DIRECTIONS ▸ Retype all of the data exactly as given.

DATA TO PROCESS ▸
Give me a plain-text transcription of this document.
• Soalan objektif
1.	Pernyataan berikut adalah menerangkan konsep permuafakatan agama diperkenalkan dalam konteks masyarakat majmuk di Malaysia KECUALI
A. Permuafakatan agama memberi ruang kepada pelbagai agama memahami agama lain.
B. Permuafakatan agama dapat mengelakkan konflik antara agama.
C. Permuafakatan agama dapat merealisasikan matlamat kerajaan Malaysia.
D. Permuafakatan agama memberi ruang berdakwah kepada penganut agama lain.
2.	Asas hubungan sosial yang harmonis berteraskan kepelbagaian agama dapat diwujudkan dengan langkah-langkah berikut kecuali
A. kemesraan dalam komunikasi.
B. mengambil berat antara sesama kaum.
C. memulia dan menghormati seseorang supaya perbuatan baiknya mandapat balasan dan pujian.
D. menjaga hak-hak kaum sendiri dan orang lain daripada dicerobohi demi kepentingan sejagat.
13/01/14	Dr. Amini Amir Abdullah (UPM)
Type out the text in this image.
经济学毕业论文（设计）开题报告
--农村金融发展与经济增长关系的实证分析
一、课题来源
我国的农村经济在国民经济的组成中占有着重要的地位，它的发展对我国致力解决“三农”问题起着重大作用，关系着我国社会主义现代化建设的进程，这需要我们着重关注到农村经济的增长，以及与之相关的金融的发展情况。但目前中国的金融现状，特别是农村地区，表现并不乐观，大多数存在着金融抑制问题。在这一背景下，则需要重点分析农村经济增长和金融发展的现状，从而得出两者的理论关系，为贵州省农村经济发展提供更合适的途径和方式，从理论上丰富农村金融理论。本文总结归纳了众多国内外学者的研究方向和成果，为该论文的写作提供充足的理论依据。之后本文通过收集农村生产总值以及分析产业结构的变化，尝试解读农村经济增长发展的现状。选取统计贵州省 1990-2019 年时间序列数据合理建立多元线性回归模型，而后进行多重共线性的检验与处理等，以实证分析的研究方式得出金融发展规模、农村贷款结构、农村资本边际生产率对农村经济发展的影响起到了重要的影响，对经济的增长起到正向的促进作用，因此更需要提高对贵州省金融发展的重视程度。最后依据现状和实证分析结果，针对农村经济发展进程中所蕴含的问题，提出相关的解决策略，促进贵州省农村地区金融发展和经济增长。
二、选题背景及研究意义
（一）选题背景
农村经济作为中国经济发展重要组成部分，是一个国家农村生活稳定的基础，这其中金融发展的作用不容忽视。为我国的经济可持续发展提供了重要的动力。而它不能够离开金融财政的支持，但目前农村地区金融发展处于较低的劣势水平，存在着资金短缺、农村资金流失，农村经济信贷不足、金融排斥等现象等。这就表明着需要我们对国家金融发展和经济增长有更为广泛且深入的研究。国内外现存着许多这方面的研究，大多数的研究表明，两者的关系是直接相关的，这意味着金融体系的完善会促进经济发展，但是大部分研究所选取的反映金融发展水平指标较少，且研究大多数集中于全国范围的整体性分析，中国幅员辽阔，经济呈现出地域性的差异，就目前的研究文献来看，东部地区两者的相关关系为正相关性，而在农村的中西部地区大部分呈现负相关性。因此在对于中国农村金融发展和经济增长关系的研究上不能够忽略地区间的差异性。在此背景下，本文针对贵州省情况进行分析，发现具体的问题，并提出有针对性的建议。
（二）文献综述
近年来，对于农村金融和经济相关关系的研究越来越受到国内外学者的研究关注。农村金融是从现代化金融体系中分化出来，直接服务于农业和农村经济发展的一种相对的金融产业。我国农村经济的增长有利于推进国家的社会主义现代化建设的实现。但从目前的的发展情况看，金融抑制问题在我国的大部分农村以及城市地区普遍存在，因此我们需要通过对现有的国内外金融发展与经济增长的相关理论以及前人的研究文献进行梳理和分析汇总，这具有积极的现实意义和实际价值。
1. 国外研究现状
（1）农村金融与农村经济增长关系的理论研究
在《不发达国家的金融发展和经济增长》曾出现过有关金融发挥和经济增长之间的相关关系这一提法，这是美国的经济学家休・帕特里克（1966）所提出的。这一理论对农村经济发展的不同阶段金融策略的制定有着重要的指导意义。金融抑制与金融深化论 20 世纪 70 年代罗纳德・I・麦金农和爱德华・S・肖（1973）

SOLVED PROBLEM ▸
Give me a plain-text transcription of this document.
• Soalan objektif
1.	Pernyataan berikut adalah menerangkan konsep permuafakatan agama diperkenalkan dalam konteks masyarakat majmuk di Malaysia KECUALI
A. Permuafakatan agama memberi ruang kepada pelbagai agama memahami agama lain.
B. Permuafakatan agama dapat mengelakkan konflik antara agama.
C. Permuafakatan agama dapat merealisasikan matlamat kerajaan Malaysia.
D. Permuafakatan agama memberi ruang berdakwah kepada penganut agama lain.
2.	Asas hubungan sosial yang harmonis berteraskan kepelbagaian agama dapat diwujudkan dengan langkah-langkah berikut kecuali
A. kemesraan dalam komunikasi.
B. mengambil berat antara sesama kaum.
C. memulia dan menghormati seseorang supaya perbuatan baiknya mandapat balasan dan pujian.
D. menjaga hak-hak kaum sendiri dan orang lain daripada dicerobohi demi kepentingan sejagat.
13/01/14	Dr. Amini Amir Abdullah (UPM)
Type out the text in this image.
经济学毕业论文（设计）开题报告
--农村金融发展与经济增长关系的实证分析
一、课题来源
我国的农村经济在国民经济的组成中占有着重要的地位，它的发展对我国致力解决“三农”问题起着重大作用，关系着我国社会主义现代化建设的进程，这需要我们着重关注到农村经济的增长，以及与之相关的金融的发展情况。但目前中国的金融现状，特别是农村地区，表现并不乐观，大多数存在着金融抑制问题。在这一背景下，则需要重点分析农村经济增长和金融发展的现状，从而得出两者的理论关系，为贵州省农村经济发展提供更合适的途径和方式，从理论上丰富农村金融理论。本文总结归纳了众多国内外学者的研究方向和成果，为该论文的写作提供充足的理论依据。之后本文通过收集农村生产总值以及分析产业结构的变化，尝试解读农村经济增长发展的现状。选取统计贵州省 1990-2019 年时间序列数据合理建立多元线性回归模型，而后进行多重共线性的检验与处理等，以实证分析的研究方式得出金融发展规模、农村贷款结构、农村资本边际生产率对农村经济发展的影响起到了重要的影响，对经济的增长起到正向的促进作用，因此更需要提高对贵州省金融发展的重视程度。最后依据现状和实证分析结果，针对农村经济发展进程中所蕴含的问题，提出相关的解决策略，促进贵州省农村地区金融发展和经济增长。
二、选题背景及研究意义
（一）选题背景
农村经济作为中国经济发展重要组成部分，是一个国家农村生活稳定的基础，这其中金融发展的作用不容忽视。为我国的经济可持续发展提供了重要的动力。而它不能够离开金融财政的支持，但目前农村地区金融发展处于较低的劣势水平，存在着资金短缺、农村资金流失，农村经济信贷不足、金融排斥等现象等。这就表明着需要我们对国家金融发展和经济增长有更为广泛且深入的研究。国内外现存着许多这方面的研究，大多数的研究表明，两者的关系是直接相关的，这意味着金融体系的完善会促进经济发展，但是大部分研究所选取的反映金融发展水平指标较少，且研究大多数集中于全国范围的整体性分析，中国幅员辽阔，经济呈现出地域性的差异，就目前的研究文献来看，东部地区两者的相关关系为正相关性，而在农村的中西部地区大部分呈现负相关性。因此在对于中国农村金融发展和经济增长关系的研究上不能够忽略地区间的差异性。在此背景下，本文针对贵州省情况进行分析，发现具体的问题，并提出有针对性的建议。
（二）文献综述
近年来，对于农村金融和经济相关关系的研究越来越受到国内外学者的研究关注。农村金融是从现代化金融体系中分化出来，直接服务于农业和农村经济发展的一种相对的金融产业。我国农村经济的增长有利于推进国家的社会主义现代化建设的实现。但从目前的的发展情况看，金融抑制问题在我国的大部分农村以及城市地区普遍存在，因此我们需要通过对现有的国内外金融发展与经济增长的相关理论以及前人的研究文献进行梳理和分析汇总，这具有积极的现实意义和实际价值。
1. 国外研究现状
（1）农村金融与农村经济增长关系的理论研究
在《不发达国家的金融发展和经济增长》曾出现过有关金融发挥和经济增长之间的相关关系这一提法，这是美国的经济学家休・帕特里克（1966）所提出的。这一理论对农村经济发展的不同阶段金融策略的制定有着重要的指导意义。金融抑制与金融深化论 20 世纪 70 年代罗纳德・I・麦金农和爱德华・S・肖（1973）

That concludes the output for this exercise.